**OBJECTIVE**
Start at the beginning of the records and stop after the line that contains "grid-col-line xyxy=(195,64,197,694)". Give those lines again with "beat-cell" in place of every "note-cell" and nothing else changed.

[START OF THE DATA]

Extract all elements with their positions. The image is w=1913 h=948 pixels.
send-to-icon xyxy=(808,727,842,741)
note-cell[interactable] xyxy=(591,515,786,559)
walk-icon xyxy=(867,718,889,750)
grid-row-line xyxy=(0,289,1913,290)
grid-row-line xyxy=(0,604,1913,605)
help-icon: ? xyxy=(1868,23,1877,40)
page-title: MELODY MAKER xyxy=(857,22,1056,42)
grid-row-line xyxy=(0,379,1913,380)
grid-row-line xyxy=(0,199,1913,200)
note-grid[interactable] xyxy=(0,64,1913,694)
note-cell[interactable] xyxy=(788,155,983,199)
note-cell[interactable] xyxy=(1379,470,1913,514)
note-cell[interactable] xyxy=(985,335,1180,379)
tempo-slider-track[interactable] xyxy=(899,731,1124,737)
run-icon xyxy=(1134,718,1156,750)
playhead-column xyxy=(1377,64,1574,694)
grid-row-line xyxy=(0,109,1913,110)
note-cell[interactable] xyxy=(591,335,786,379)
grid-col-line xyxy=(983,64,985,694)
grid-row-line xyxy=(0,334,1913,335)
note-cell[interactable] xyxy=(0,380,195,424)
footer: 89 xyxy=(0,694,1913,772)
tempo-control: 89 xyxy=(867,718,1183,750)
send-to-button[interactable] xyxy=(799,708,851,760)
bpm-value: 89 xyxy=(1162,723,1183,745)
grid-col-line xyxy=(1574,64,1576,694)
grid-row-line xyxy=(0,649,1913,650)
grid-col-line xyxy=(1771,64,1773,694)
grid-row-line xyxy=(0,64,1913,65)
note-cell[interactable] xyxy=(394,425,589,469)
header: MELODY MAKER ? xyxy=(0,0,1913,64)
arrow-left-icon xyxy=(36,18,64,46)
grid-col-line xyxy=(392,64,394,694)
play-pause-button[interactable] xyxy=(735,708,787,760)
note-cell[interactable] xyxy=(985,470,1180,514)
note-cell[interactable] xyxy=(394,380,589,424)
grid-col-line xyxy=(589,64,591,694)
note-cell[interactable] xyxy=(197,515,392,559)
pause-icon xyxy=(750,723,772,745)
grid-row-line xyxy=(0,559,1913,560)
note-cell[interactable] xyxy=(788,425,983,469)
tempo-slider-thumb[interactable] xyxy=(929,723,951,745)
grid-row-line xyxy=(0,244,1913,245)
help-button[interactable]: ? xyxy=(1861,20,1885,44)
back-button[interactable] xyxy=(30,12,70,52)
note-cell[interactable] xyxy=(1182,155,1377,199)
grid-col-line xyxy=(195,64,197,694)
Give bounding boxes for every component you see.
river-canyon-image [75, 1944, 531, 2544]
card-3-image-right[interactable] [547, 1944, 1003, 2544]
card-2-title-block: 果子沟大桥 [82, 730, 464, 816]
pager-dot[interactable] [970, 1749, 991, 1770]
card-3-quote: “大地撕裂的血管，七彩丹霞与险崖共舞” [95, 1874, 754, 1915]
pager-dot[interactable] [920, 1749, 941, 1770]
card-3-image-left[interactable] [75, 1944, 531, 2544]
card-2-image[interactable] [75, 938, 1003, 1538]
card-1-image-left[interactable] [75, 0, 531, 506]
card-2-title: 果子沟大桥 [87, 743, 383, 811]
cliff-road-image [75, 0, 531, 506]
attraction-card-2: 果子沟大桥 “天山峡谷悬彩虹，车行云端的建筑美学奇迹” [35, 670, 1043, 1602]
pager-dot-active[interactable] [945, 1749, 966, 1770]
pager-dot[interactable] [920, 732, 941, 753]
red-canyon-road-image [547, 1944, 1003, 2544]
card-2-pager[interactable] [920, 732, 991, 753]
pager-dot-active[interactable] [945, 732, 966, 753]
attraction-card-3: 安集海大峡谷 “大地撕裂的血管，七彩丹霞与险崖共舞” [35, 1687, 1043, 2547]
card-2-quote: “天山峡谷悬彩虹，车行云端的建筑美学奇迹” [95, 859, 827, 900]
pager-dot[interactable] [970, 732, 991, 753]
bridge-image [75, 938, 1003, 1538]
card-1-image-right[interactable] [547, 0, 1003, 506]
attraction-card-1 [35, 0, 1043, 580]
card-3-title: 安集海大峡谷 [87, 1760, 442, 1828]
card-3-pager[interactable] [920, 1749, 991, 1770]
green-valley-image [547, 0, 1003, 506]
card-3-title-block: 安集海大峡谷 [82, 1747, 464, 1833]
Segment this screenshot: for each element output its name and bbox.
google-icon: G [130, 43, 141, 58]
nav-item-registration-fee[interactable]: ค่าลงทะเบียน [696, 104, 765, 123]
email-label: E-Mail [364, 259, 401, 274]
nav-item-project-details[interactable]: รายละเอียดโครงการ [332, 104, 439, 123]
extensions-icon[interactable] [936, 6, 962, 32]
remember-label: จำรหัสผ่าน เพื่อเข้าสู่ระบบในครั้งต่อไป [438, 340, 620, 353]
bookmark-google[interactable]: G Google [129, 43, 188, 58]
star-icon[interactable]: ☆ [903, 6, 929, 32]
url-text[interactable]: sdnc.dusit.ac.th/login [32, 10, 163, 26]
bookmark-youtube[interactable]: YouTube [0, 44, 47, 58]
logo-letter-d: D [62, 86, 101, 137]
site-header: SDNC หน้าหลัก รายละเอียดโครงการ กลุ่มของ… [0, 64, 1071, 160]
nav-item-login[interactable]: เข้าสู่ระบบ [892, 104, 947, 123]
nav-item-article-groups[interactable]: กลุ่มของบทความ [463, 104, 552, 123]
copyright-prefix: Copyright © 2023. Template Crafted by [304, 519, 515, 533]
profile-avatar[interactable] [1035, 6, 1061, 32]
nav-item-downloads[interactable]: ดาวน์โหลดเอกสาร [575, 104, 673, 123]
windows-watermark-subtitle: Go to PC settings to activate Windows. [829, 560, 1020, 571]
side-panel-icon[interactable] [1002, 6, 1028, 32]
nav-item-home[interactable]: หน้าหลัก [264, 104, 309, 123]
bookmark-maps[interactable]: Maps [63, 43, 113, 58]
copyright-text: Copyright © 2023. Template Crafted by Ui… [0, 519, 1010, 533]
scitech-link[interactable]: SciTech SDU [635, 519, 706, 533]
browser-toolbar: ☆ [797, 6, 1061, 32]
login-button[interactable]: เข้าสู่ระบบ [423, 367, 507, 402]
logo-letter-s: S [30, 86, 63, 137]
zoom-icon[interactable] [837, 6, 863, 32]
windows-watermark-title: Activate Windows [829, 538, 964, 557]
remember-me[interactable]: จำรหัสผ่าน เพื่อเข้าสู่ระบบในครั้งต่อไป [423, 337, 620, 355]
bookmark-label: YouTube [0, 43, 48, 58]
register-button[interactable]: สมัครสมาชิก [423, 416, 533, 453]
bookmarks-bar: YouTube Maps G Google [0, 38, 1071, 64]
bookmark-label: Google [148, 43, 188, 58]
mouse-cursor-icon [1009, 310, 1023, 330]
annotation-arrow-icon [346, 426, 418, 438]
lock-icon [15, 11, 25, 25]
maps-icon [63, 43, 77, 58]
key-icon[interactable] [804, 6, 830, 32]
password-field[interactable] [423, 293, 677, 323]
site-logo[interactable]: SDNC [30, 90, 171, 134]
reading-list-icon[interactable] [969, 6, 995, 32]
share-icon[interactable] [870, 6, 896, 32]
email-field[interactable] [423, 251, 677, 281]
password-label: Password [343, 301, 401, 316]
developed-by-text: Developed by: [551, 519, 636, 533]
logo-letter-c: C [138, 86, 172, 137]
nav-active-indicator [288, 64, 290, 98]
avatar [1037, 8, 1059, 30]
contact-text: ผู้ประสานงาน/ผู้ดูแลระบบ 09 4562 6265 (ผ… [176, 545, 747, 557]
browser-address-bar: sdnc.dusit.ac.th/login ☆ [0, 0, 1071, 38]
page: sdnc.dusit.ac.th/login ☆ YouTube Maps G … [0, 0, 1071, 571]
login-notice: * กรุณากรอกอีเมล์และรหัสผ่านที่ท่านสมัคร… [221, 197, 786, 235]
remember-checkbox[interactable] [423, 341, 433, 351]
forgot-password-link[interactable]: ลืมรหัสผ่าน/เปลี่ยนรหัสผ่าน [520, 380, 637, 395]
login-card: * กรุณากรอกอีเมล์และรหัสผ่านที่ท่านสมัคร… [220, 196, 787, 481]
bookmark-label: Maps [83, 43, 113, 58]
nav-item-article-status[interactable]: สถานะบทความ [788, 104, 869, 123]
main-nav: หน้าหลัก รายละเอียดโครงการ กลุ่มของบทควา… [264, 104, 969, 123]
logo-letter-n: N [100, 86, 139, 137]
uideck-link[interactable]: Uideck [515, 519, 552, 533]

[END OF THE DATA]

**RESULT FOR THIS EXERCISE**
Extract all elements with their positions. The image is w=1913 h=948 pixels.
send-to-icon xyxy=(808,727,842,741)
beat-cell[interactable] xyxy=(591,515,786,559)
walk-icon xyxy=(867,718,889,750)
grid-row-line xyxy=(0,289,1913,290)
grid-row-line xyxy=(0,604,1913,605)
help-icon: ? xyxy=(1868,23,1877,40)
page-title: MELODY MAKER xyxy=(857,22,1056,42)
grid-row-line xyxy=(0,379,1913,380)
grid-row-line xyxy=(0,199,1913,200)
note-grid[interactable] xyxy=(0,64,1913,694)
beat-cell[interactable] xyxy=(788,155,983,199)
beat-cell[interactable] xyxy=(1379,470,1913,514)
beat-cell[interactable] xyxy=(985,335,1180,379)
tempo-slider-track[interactable] xyxy=(899,731,1124,737)
run-icon xyxy=(1134,718,1156,750)
playhead-column xyxy=(1377,64,1574,694)
grid-row-line xyxy=(0,109,1913,110)
beat-cell[interactable] xyxy=(591,335,786,379)
grid-col-line xyxy=(983,64,985,694)
grid-row-line xyxy=(0,334,1913,335)
beat-cell[interactable] xyxy=(0,380,195,424)
footer: 89 xyxy=(0,694,1913,772)
tempo-control: 89 xyxy=(867,718,1183,750)
send-to-button[interactable] xyxy=(799,708,851,760)
bpm-value: 89 xyxy=(1162,723,1183,745)
grid-col-line xyxy=(1574,64,1576,694)
grid-row-line xyxy=(0,649,1913,650)
grid-col-line xyxy=(1771,64,1773,694)
grid-row-line xyxy=(0,64,1913,65)
beat-cell[interactable] xyxy=(394,425,589,469)
header: MELODY MAKER ? xyxy=(0,0,1913,64)
arrow-left-icon xyxy=(36,18,64,46)
grid-col-line xyxy=(392,64,394,694)
play-pause-button[interactable] xyxy=(735,708,787,760)
beat-cell[interactable] xyxy=(985,470,1180,514)
beat-cell[interactable] xyxy=(394,380,589,424)
grid-col-line xyxy=(589,64,591,694)
beat-cell[interactable] xyxy=(197,515,392,559)
pause-icon xyxy=(750,723,772,745)
grid-row-line xyxy=(0,559,1913,560)
beat-cell[interactable] xyxy=(788,425,983,469)
tempo-slider-thumb[interactable] xyxy=(929,723,951,745)
grid-row-line xyxy=(0,244,1913,245)
help-button[interactable]: ? xyxy=(1861,20,1885,44)
back-button[interactable] xyxy=(30,12,70,52)
beat-cell[interactable] xyxy=(1182,155,1377,199)
grid-col-line xyxy=(195,64,197,694)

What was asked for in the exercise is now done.